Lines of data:
^^^^^^^^^^^^^^^^

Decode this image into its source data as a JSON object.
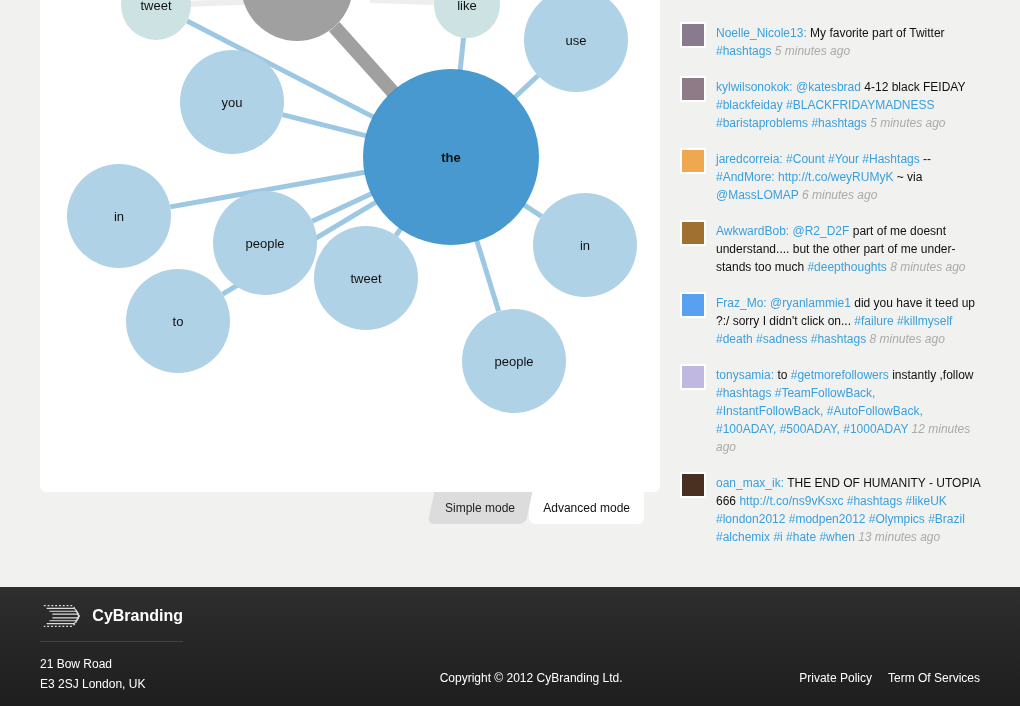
{
  "graph": {
    "nodes": [
      {
        "kind": "faded",
        "label": "tweet"
      },
      {
        "kind": "grey"
      },
      {
        "kind": "faded",
        "label": "like"
      },
      {
        "kind": "word",
        "label": "use"
      },
      {
        "kind": "word",
        "label": "you"
      },
      {
        "kind": "hub",
        "label": "the"
      },
      {
        "kind": "word",
        "label": "in"
      },
      {
        "kind": "word",
        "label": "people"
      },
      {
        "kind": "word",
        "label": "tweet"
      },
      {
        "kind": "word",
        "label": "in"
      },
      {
        "kind": "word",
        "label": "to"
      },
      {
        "kind": "word",
        "label": "people"
      }
    ]
  },
  "mode_tabs": [
    {
      "label": "Simple mode",
      "selected": false
    },
    {
      "label": "Advanced mode",
      "selected": true
    }
  ],
  "tweets": [
    {
      "segments": [
        {
          "kind": "user",
          "text": "Noelle_Nicole13:"
        },
        {
          "kind": "text",
          "text": "My favorite part of Twitter"
        },
        {
          "kind": "tag",
          "text": "#hashtags"
        },
        {
          "kind": "time",
          "text": "5 minutes ago"
        }
      ]
    },
    {
      "segments": [
        {
          "kind": "user",
          "text": "kylwilsonokok:"
        },
        {
          "kind": "tag",
          "text": "@katesbrad"
        },
        {
          "kind": "text",
          "text": "4-12 black FEIDAY"
        },
        {
          "kind": "tag",
          "text": "#blackfeiday"
        },
        {
          "kind": "tag",
          "text": "#BLACKFRIDAYMADNESS"
        },
        {
          "kind": "tag",
          "text": "#baristaproblems"
        },
        {
          "kind": "tag",
          "text": "#hashtags"
        },
        {
          "kind": "time",
          "text": "5 minutes ago"
        }
      ]
    },
    {
      "segments": [
        {
          "kind": "user",
          "text": "jaredcorreia:"
        },
        {
          "kind": "tag",
          "text": "#Count"
        },
        {
          "kind": "tag",
          "text": "#Your"
        },
        {
          "kind": "tag",
          "text": "#Hashtags"
        },
        {
          "kind": "text",
          "text": "--"
        },
        {
          "kind": "tag",
          "text": "#AndMore:"
        },
        {
          "kind": "tag",
          "text": "http://t.co/weyRUMyK"
        },
        {
          "kind": "text",
          "text": "~ via"
        },
        {
          "kind": "tag",
          "text": "@MassLOMAP"
        },
        {
          "kind": "time",
          "text": "6 minutes ago"
        }
      ]
    },
    {
      "segments": [
        {
          "kind": "user",
          "text": "AwkwardBob:"
        },
        {
          "kind": "tag",
          "text": "@R2_D2F"
        },
        {
          "kind": "text",
          "text": "part of me doesnt understand.... but the other part of me under-stands too much"
        },
        {
          "kind": "tag",
          "text": "#deepthoughts"
        },
        {
          "kind": "time",
          "text": "8 minutes ago"
        }
      ]
    },
    {
      "segments": [
        {
          "kind": "user",
          "text": "Fraz_Mo:"
        },
        {
          "kind": "tag",
          "text": "@ryanlammie1"
        },
        {
          "kind": "text",
          "text": "did you have it teed up ?:/ sorry I didn't click on..."
        },
        {
          "kind": "tag",
          "text": "#failure"
        },
        {
          "kind": "tag",
          "text": "#killmyself"
        },
        {
          "kind": "tag",
          "text": "#death"
        },
        {
          "kind": "tag",
          "text": "#sadness"
        },
        {
          "kind": "tag",
          "text": "#hashtags"
        },
        {
          "kind": "time",
          "text": "8 minutes ago"
        }
      ]
    },
    {
      "segments": [
        {
          "kind": "user",
          "text": "tonysamia:"
        },
        {
          "kind": "text",
          "text": "to"
        },
        {
          "kind": "tag",
          "text": "#getmorefollowers"
        },
        {
          "kind": "text",
          "text": "instantly ,follow"
        },
        {
          "kind": "tag",
          "text": "#hashtags"
        },
        {
          "kind": "tag",
          "text": "#TeamFollowBack,"
        },
        {
          "kind": "tag",
          "text": "#InstantFollowBack,"
        },
        {
          "kind": "tag",
          "text": "#AutoFollowBack,"
        },
        {
          "kind": "tag",
          "text": "#100ADAY,"
        },
        {
          "kind": "tag",
          "text": "#500ADAY,"
        },
        {
          "kind": "tag",
          "text": "#1000ADAY"
        },
        {
          "kind": "time",
          "text": "12 minutes ago"
        }
      ]
    },
    {
      "segments": [
        {
          "kind": "user",
          "text": "oan_max_ik:"
        },
        {
          "kind": "text",
          "text": "THE END OF HUMANITY - UTOPIA 666"
        },
        {
          "kind": "tag",
          "text": "http://t.co/ns9vKsxc"
        },
        {
          "kind": "tag",
          "text": "#hashtags"
        },
        {
          "kind": "tag",
          "text": "#likeUK"
        },
        {
          "kind": "tag",
          "text": "#london2012"
        },
        {
          "kind": "tag",
          "text": "#modpen2012"
        },
        {
          "kind": "tag",
          "text": "#Olympics"
        },
        {
          "kind": "tag",
          "text": "#Brazil"
        },
        {
          "kind": "tag",
          "text": "#alchemix"
        },
        {
          "kind": "tag",
          "text": "#i"
        },
        {
          "kind": "tag",
          "text": "#hate"
        },
        {
          "kind": "tag",
          "text": "#when"
        },
        {
          "kind": "time",
          "text": "13 minutes ago"
        }
      ]
    }
  ],
  "footer": {
    "brand": "CyBranding",
    "address": [
      "21 Bow Road",
      "E3 2SJ London, UK"
    ],
    "copyright": "Copyright © 2012 CyBranding Ltd.",
    "links": [
      "Private Policy",
      "Term Of Services"
    ]
  }
}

^^^^^^^^^^^^^^^^

Prompt: Leave the pictures out and print the records above exactly as they stand.

Exercise solution:
Decode this image into its source data as a JSON object.
{
  "graph": {
    "nodes": [
      {
        "kind": "faded",
        "label": "tweet"
      },
      {
        "kind": "grey"
      },
      {
        "kind": "faded",
        "label": "like"
      },
      {
        "kind": "word",
        "label": "use"
      },
      {
        "kind": "word",
        "label": "you"
      },
      {
        "kind": "hub",
        "label": "the"
      },
      {
        "kind": "word",
        "label": "in"
      },
      {
        "kind": "word",
        "label": "people"
      },
      {
        "kind": "word",
        "label": "tweet"
      },
      {
        "kind": "word",
        "label": "in"
      },
      {
        "kind": "word",
        "label": "to"
      },
      {
        "kind": "word",
        "label": "people"
      }
    ]
  },
  "mode_tabs": [
    {
      "label": "Simple mode",
      "selected": false
    },
    {
      "label": "Advanced mode",
      "selected": true
    }
  ],
  "tweets": [
    {
      "segments": [
        {
          "kind": "user",
          "text": "Noelle_Nicole13:"
        },
        {
          "kind": "text",
          "text": "My favorite part of Twitter"
        },
        {
          "kind": "tag",
          "text": "#hashtags"
        },
        {
          "kind": "time",
          "text": "5 minutes ago"
        }
      ]
    },
    {
      "segments": [
        {
          "kind": "user",
          "text": "kylwilsonokok:"
        },
        {
          "kind": "tag",
          "text": "@katesbrad"
        },
        {
          "kind": "text",
          "text": "4-12 black FEIDAY"
        },
        {
          "kind": "tag",
          "text": "#blackfeiday"
        },
        {
          "kind": "tag",
          "text": "#BLACKFRIDAYMADNESS"
        },
        {
          "kind": "tag",
          "text": "#baristaproblems"
        },
        {
          "kind": "tag",
          "text": "#hashtags"
        },
        {
          "kind": "time",
          "text": "5 minutes ago"
        }
      ]
    },
    {
      "segments": [
        {
          "kind": "user",
          "text": "jaredcorreia:"
        },
        {
          "kind": "tag",
          "text": "#Count"
        },
        {
          "kind": "tag",
          "text": "#Your"
        },
        {
          "kind": "tag",
          "text": "#Hashtags"
        },
        {
          "kind": "text",
          "text": "--"
        },
        {
          "kind": "tag",
          "text": "#AndMore:"
        },
        {
          "kind": "tag",
          "text": "http://t.co/weyRUMyK"
        },
        {
          "kind": "text",
          "text": "~ via"
        },
        {
          "kind": "tag",
          "text": "@MassLOMAP"
        },
        {
          "kind": "time",
          "text": "6 minutes ago"
        }
      ]
    },
    {
      "segments": [
        {
          "kind": "user",
          "text": "AwkwardBob:"
        },
        {
          "kind": "tag",
          "text": "@R2_D2F"
        },
        {
          "kind": "text",
          "text": "part of me doesnt understand.... but the other part of me under-stands too much"
        },
        {
          "kind": "tag",
          "text": "#deepthoughts"
        },
        {
          "kind": "time",
          "text": "8 minutes ago"
        }
      ]
    },
    {
      "segments": [
        {
          "kind": "user",
          "text": "Fraz_Mo:"
        },
        {
          "kind": "tag",
          "text": "@ryanlammie1"
        },
        {
          "kind": "text",
          "text": "did you have it teed up ?:/ sorry I didn't click on..."
        },
        {
          "kind": "tag",
          "text": "#failure"
        },
        {
          "kind": "tag",
          "text": "#killmyself"
        },
        {
          "kind": "tag",
          "text": "#death"
        },
        {
          "kind": "tag",
          "text": "#sadness"
        },
        {
          "kind": "tag",
          "text": "#hashtags"
        },
        {
          "kind": "time",
          "text": "8 minutes ago"
        }
      ]
    },
    {
      "segments": [
        {
          "kind": "user",
          "text": "tonysamia:"
        },
        {
          "kind": "text",
          "text": "to"
        },
        {
          "kind": "tag",
          "text": "#getmorefollowers"
        },
        {
          "kind": "text",
          "text": "instantly ,follow"
        },
        {
          "kind": "tag",
          "text": "#hashtags"
        },
        {
          "kind": "tag",
          "text": "#TeamFollowBack,"
        },
        {
          "kind": "tag",
          "text": "#InstantFollowBack,"
        },
        {
          "kind": "tag",
          "text": "#AutoFollowBack,"
        },
        {
          "kind": "tag",
          "text": "#100ADAY,"
        },
        {
          "kind": "tag",
          "text": "#500ADAY,"
        },
        {
          "kind": "tag",
          "text": "#1000ADAY"
        },
        {
          "kind": "time",
          "text": "12 minutes ago"
        }
      ]
    },
    {
      "segments": [
        {
          "kind": "user",
          "text": "oan_max_ik:"
        },
        {
          "kind": "text",
          "text": "THE END OF HUMANITY - UTOPIA 666"
        },
        {
          "kind": "tag",
          "text": "http://t.co/ns9vKsxc"
        },
        {
          "kind": "tag",
          "text": "#hashtags"
        },
        {
          "kind": "tag",
          "text": "#likeUK"
        },
        {
          "kind": "tag",
          "text": "#london2012"
        },
        {
          "kind": "tag",
          "text": "#modpen2012"
        },
        {
          "kind": "tag",
          "text": "#Olympics"
        },
        {
          "kind": "tag",
          "text": "#Brazil"
        },
        {
          "kind": "tag",
          "text": "#alchemix"
        },
        {
          "kind": "tag",
          "text": "#i"
        },
        {
          "kind": "tag",
          "text": "#hate"
        },
        {
          "kind": "tag",
          "text": "#when"
        },
        {
          "kind": "time",
          "text": "13 minutes ago"
        }
      ]
    }
  ],
  "footer": {
    "brand": "CyBranding",
    "address": [
      "21 Bow Road",
      "E3 2SJ London, UK"
    ],
    "copyright": "Copyright © 2012 CyBranding Ltd.",
    "links": [
      "Private Policy",
      "Term Of Services"
    ]
  }
}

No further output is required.